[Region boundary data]
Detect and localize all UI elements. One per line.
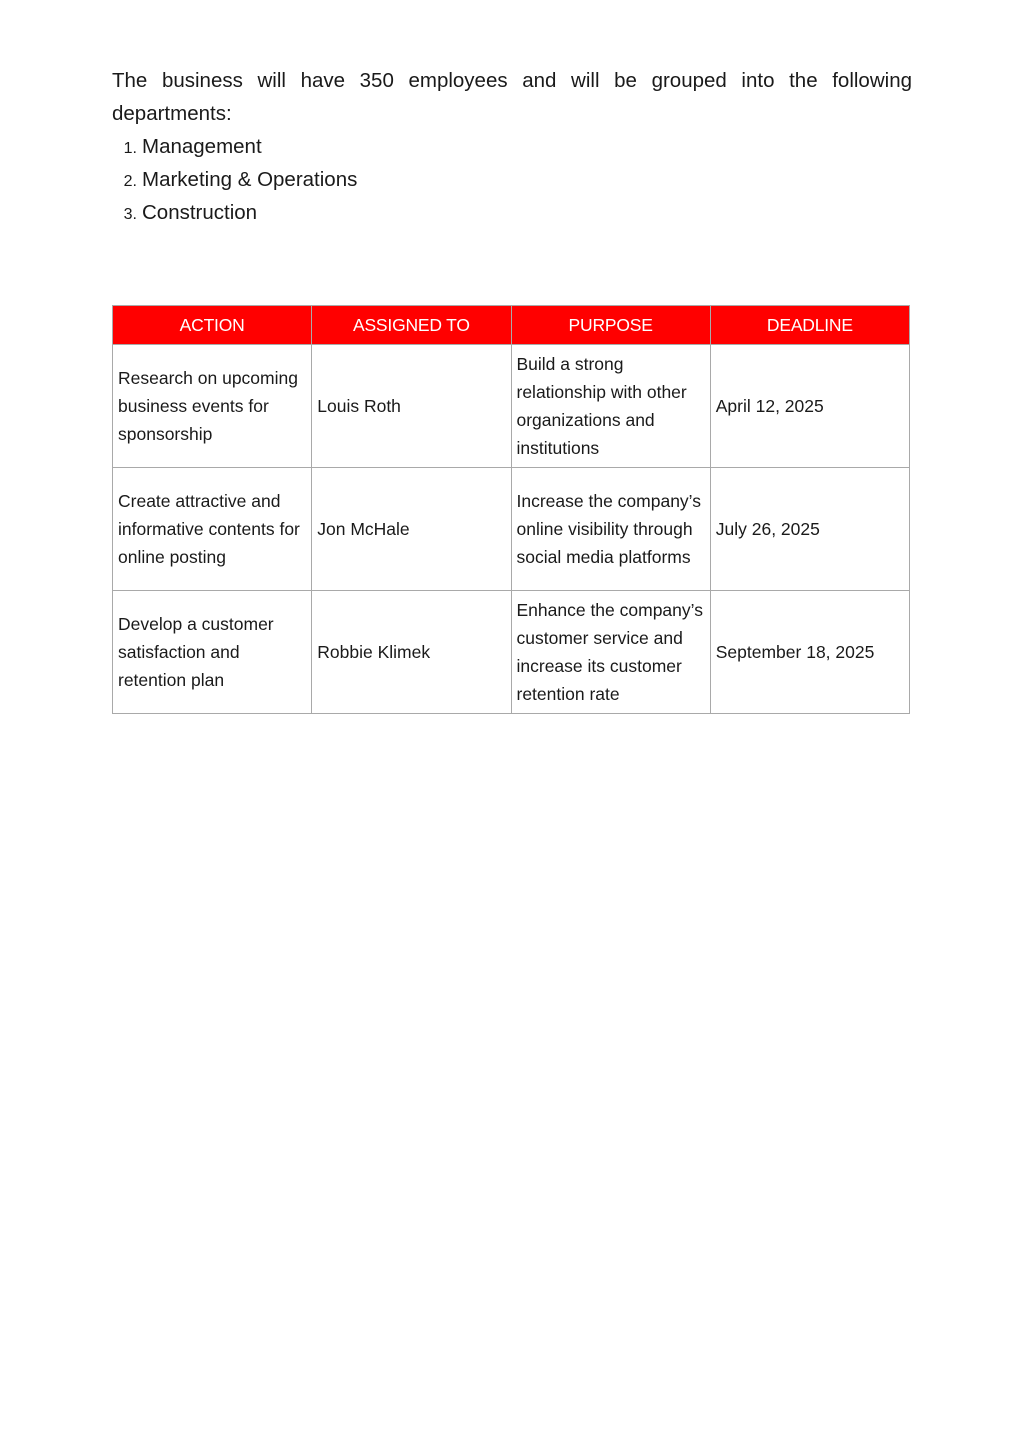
list-item-number: 2. <box>123 173 137 190</box>
purpose-cell: Build a strong relationship with other organizations and institutions <box>511 345 710 468</box>
list-item-label: Marketing & Operations <box>142 168 358 191</box>
intro-paragraph: The business will have 350 employees and will be grouped into the following departments: <box>112 69 912 125</box>
list-item-number: 3. <box>123 206 137 223</box>
column-header-deadline: DEADLINE <box>710 306 909 345</box>
list-item-number: 1. <box>123 140 137 157</box>
column-header-assigned-to: ASSIGNED TO <box>312 306 511 345</box>
purpose-cell: Enhance the company’s customer service and increase its customer retention rate <box>511 591 710 714</box>
list-item <box>112 130 912 163</box>
action-plan-table <box>112 305 910 714</box>
table-row <box>113 345 910 468</box>
assigned-to-cell: Robbie Klimek <box>312 591 511 714</box>
action-cell: Research on upcoming business events for sponsorship <box>113 345 312 468</box>
assigned-to-cell: Jon McHale <box>312 468 511 591</box>
department-list <box>112 130 912 229</box>
table-row <box>113 468 910 591</box>
purpose-cell: Increase the company’s online visibility through social media platforms <box>511 468 710 591</box>
deadline-cell: September 18, 2025 <box>710 591 909 714</box>
document-page <box>112 64 912 229</box>
deadline-cell: April 12, 2025 <box>710 345 909 468</box>
list-item-label: Construction <box>142 201 258 224</box>
column-header-action: ACTION <box>113 306 312 345</box>
column-header-purpose: PURPOSE <box>511 306 710 345</box>
table-header-row <box>113 306 910 345</box>
action-cell: Develop a customer satisfaction and retention plan <box>113 591 312 714</box>
deadline-cell: July 26, 2025 <box>710 468 909 591</box>
table-row <box>113 591 910 714</box>
action-cell: Create attractive and informative contents for online posting <box>113 468 312 591</box>
list-item <box>112 196 912 229</box>
list-item <box>112 163 912 196</box>
assigned-to-cell: Louis Roth <box>312 345 511 468</box>
list-item-label: Management <box>142 135 262 158</box>
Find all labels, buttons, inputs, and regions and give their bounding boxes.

PROBLEM TO WORK ON
Copy every line of the material above word for word, leaving out the pictures.

REPLY
Detect and localize all UI elements. One per line.
list-item-number: 2. <box>123 173 137 190</box>
purpose-cell: Build a strong relationship with other organizations and institutions <box>511 345 710 468</box>
list-item-label: Marketing & Operations <box>142 168 358 191</box>
intro-paragraph: The business will have 350 employees and will be grouped into the following departments: <box>112 69 912 125</box>
list-item-number: 3. <box>123 206 137 223</box>
column-header-deadline: DEADLINE <box>710 306 909 345</box>
list-item-number: 1. <box>123 140 137 157</box>
column-header-assigned-to: ASSIGNED TO <box>312 306 511 345</box>
purpose-cell: Enhance the company’s customer service and increase its customer retention rate <box>511 591 710 714</box>
list-item <box>112 130 912 163</box>
action-plan-table <box>112 305 910 714</box>
table-row <box>113 345 910 468</box>
assigned-to-cell: Robbie Klimek <box>312 591 511 714</box>
action-cell: Research on upcoming business events for sponsorship <box>113 345 312 468</box>
assigned-to-cell: Jon McHale <box>312 468 511 591</box>
department-list <box>112 130 912 229</box>
table-row <box>113 468 910 591</box>
purpose-cell: Increase the company’s online visibility through social media platforms <box>511 468 710 591</box>
deadline-cell: September 18, 2025 <box>710 591 909 714</box>
document-page <box>112 64 912 229</box>
deadline-cell: April 12, 2025 <box>710 345 909 468</box>
list-item-label: Construction <box>142 201 258 224</box>
column-header-action: ACTION <box>113 306 312 345</box>
column-header-purpose: PURPOSE <box>511 306 710 345</box>
table-header-row <box>113 306 910 345</box>
action-cell: Develop a customer satisfaction and retention plan <box>113 591 312 714</box>
deadline-cell: July 26, 2025 <box>710 468 909 591</box>
table-row <box>113 591 910 714</box>
action-cell: Create attractive and informative contents for online posting <box>113 468 312 591</box>
list-item <box>112 196 912 229</box>
list-item <box>112 163 912 196</box>
assigned-to-cell: Louis Roth <box>312 345 511 468</box>
list-item-label: Management <box>142 135 262 158</box>
Find all labels, buttons, inputs, and regions and give their bounding boxes.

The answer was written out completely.